Entries taken from a collection:
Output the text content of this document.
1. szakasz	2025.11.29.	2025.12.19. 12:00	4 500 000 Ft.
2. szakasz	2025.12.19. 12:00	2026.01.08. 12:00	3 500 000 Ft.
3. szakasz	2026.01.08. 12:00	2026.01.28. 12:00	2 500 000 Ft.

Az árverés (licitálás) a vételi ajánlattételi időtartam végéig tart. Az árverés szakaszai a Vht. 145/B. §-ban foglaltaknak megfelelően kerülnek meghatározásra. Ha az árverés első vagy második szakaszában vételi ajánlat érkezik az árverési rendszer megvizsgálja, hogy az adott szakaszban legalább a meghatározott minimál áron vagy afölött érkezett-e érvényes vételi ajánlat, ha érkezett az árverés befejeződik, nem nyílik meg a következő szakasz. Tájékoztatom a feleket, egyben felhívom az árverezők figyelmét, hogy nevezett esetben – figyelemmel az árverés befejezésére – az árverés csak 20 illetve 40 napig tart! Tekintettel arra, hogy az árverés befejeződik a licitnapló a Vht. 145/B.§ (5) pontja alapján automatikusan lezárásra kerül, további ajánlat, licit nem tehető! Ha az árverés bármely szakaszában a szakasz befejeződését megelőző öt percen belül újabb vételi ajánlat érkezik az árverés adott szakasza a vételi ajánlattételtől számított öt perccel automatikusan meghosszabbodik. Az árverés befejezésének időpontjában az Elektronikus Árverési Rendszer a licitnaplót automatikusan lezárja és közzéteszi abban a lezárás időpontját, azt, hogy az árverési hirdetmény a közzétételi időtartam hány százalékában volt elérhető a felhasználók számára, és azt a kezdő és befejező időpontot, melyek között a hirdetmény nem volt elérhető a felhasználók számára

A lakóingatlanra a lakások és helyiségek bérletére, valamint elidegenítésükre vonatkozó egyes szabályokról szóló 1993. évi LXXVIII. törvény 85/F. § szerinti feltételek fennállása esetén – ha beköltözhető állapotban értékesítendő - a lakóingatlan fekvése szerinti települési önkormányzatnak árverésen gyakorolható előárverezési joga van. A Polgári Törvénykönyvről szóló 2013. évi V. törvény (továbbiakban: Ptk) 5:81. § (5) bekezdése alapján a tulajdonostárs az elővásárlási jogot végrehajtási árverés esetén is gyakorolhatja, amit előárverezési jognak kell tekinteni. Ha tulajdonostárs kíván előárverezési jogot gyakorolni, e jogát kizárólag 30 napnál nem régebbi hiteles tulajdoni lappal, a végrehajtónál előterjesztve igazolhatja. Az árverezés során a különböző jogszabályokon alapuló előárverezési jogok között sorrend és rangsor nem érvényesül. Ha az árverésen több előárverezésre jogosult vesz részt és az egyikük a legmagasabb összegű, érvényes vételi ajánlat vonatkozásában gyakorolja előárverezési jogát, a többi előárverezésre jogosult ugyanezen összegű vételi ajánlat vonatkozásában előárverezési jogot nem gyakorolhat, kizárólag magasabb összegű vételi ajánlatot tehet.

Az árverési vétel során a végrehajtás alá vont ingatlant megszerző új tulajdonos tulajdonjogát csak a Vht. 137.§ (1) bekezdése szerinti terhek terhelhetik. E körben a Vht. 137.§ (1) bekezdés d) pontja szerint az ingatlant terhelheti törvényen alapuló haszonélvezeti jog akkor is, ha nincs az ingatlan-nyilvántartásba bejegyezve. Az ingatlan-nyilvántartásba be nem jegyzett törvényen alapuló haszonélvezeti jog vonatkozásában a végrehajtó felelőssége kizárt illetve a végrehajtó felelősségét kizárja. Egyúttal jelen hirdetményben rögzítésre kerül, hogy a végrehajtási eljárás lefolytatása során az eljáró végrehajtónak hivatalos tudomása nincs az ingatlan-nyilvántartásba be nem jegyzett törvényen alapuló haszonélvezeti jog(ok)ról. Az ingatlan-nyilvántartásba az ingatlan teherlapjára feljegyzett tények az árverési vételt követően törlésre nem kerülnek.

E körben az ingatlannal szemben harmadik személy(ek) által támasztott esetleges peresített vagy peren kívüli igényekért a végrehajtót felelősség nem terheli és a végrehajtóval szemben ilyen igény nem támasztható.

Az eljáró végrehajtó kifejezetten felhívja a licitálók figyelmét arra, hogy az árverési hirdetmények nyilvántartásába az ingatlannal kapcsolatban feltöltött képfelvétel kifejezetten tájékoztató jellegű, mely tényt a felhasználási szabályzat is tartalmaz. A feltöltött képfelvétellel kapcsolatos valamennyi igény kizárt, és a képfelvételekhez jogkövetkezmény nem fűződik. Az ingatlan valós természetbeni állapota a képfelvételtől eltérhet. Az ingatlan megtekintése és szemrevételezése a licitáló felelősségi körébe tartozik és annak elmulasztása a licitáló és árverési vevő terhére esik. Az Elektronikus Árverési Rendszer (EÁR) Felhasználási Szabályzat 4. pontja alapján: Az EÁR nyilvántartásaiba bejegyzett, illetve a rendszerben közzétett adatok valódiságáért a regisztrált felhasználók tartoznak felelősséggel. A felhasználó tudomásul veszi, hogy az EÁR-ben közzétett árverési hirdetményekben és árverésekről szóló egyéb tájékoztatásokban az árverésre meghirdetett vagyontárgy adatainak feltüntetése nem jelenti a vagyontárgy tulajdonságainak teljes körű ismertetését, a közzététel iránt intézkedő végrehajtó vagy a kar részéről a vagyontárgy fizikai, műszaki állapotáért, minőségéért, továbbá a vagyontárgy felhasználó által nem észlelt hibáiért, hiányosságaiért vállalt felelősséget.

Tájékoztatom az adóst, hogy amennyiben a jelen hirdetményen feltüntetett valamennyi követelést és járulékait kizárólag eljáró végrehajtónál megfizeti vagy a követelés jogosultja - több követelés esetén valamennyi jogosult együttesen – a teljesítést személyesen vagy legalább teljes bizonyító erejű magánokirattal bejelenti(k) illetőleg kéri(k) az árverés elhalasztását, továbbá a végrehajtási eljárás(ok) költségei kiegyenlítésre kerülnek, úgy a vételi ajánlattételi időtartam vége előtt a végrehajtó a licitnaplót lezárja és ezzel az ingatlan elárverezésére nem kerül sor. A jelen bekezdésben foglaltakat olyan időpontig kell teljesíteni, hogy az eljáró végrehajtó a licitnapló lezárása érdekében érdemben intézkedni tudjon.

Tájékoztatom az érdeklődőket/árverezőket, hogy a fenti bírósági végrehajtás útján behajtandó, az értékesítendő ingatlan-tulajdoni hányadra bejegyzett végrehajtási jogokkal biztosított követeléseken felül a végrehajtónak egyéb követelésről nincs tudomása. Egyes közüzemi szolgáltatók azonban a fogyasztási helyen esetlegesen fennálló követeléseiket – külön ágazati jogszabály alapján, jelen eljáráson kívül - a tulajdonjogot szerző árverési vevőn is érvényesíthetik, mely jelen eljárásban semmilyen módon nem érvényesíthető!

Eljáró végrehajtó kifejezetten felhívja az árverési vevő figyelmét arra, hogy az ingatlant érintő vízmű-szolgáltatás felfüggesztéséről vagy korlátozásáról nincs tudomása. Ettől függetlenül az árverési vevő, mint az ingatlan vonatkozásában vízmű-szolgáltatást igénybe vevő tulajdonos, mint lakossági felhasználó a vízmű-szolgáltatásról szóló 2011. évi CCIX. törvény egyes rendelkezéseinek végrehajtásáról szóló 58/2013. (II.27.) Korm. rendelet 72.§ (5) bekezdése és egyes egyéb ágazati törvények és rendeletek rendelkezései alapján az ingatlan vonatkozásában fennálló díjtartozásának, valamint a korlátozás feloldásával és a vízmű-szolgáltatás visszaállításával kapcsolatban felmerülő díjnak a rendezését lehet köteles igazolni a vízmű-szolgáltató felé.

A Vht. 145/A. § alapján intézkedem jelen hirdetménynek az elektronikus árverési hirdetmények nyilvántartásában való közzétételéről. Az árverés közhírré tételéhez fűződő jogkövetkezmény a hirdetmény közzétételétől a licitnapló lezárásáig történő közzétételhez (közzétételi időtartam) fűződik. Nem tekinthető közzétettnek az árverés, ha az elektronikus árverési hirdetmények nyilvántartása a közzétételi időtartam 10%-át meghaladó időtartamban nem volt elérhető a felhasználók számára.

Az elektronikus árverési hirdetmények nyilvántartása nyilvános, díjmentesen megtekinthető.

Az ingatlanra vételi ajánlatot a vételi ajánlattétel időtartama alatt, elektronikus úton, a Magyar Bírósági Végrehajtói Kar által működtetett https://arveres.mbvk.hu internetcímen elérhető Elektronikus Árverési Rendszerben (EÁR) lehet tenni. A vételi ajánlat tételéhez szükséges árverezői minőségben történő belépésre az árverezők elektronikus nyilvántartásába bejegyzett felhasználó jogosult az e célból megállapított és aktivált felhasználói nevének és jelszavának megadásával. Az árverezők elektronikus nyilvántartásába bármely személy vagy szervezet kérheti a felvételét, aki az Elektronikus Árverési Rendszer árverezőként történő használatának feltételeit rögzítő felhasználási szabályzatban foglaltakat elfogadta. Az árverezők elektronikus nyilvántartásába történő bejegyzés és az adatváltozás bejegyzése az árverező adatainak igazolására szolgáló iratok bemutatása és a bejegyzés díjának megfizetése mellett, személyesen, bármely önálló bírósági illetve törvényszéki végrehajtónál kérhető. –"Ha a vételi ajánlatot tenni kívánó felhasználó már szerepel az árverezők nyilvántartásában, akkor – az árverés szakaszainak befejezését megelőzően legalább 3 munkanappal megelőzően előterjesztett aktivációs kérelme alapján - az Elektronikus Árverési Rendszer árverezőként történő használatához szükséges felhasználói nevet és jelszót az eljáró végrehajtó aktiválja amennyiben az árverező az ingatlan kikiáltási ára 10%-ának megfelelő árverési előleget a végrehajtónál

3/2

- What you should do: Report every line in the data above in which the word "körben" appears.

- Output for this exercise:
Az árverési vétel során a végrehajtás alá vont ingatlant megszerző új tulajdonos tulajdonjogát csak a Vht. 137.§ (1) bekezdése szerinti terhek terhelhetik. E körben a Vht. 137.§ (1) bekezdés d) pontja szerint az ingatlant terhelheti törvényen alapuló haszonélvezeti jog akkor is, ha nincs az ingatlan-nyilvántartásba bejegyezve. Az ingatlan-nyilvántartásba be nem jegyzett törvényen alapuló haszonélvezeti jog vonatkozásában a végrehajtó felelőssége kizárt illetve a végrehajtó felelősségét kizárja. Egyúttal jelen hirdetményben rögzítésre kerül, hogy a végrehajtási eljárás lefolytatása során az eljáró végrehajtónak hivatalos tudomása nincs az ingatlan-nyilvántartásba be nem jegyzett törvényen alapuló haszonélvezeti jog(ok)ról. Az ingatlan-nyilvántartásba az ingatlan teherlapjára feljegyzett tények az árverési vételt követően törlésre nem kerülnek.
E körben az ingatlannal szemben harmadik személy(ek) által támasztott esetleges peresített vagy peren kívüli igényekért a végrehajtót felelősség nem terheli és a végrehajtóval szemben ilyen igény nem támasztható.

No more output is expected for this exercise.